EXERCISE INSTRUCTIONS: Answer with nothing but the number of lines that include the word "transitional".

(Stored dataset items)
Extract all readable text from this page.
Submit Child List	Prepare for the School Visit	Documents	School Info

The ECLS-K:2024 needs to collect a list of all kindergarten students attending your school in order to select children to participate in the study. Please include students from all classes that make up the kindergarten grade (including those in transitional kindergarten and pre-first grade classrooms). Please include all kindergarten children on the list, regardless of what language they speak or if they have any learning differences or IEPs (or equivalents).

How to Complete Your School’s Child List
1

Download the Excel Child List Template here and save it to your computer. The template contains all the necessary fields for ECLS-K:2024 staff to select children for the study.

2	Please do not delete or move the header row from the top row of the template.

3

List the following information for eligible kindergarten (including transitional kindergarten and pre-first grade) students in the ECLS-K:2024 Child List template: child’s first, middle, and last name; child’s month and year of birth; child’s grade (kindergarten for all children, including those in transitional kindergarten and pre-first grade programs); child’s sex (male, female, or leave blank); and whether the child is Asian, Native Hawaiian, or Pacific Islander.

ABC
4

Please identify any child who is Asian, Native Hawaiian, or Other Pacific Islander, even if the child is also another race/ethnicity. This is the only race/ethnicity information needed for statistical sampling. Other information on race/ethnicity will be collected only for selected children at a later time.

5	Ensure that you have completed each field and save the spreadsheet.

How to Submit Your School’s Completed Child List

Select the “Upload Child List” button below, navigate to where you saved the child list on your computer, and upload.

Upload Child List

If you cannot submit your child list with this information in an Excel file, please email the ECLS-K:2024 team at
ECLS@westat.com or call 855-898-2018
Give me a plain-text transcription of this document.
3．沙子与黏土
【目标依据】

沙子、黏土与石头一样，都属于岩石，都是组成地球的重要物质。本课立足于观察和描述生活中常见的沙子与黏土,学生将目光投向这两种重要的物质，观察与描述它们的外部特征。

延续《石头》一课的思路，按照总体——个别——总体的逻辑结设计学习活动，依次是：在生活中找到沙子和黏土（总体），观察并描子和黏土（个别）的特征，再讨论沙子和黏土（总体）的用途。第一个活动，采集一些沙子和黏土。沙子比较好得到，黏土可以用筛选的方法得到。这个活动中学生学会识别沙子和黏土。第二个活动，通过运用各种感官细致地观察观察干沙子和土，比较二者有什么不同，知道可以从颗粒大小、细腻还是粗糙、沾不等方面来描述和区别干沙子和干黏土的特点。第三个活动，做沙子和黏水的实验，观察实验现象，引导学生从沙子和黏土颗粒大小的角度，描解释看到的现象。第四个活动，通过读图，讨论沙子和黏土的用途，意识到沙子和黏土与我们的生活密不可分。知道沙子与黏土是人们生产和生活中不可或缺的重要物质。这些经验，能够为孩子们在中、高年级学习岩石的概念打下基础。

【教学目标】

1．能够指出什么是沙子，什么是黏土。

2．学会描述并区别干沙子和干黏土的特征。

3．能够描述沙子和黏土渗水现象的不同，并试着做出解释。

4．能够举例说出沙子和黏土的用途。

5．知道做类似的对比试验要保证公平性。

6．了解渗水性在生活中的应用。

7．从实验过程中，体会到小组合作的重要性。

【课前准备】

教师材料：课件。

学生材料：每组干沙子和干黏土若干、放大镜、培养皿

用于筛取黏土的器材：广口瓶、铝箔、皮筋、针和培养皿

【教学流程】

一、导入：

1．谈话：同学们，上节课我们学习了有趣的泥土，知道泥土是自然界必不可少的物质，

CORRECT RESULT: 2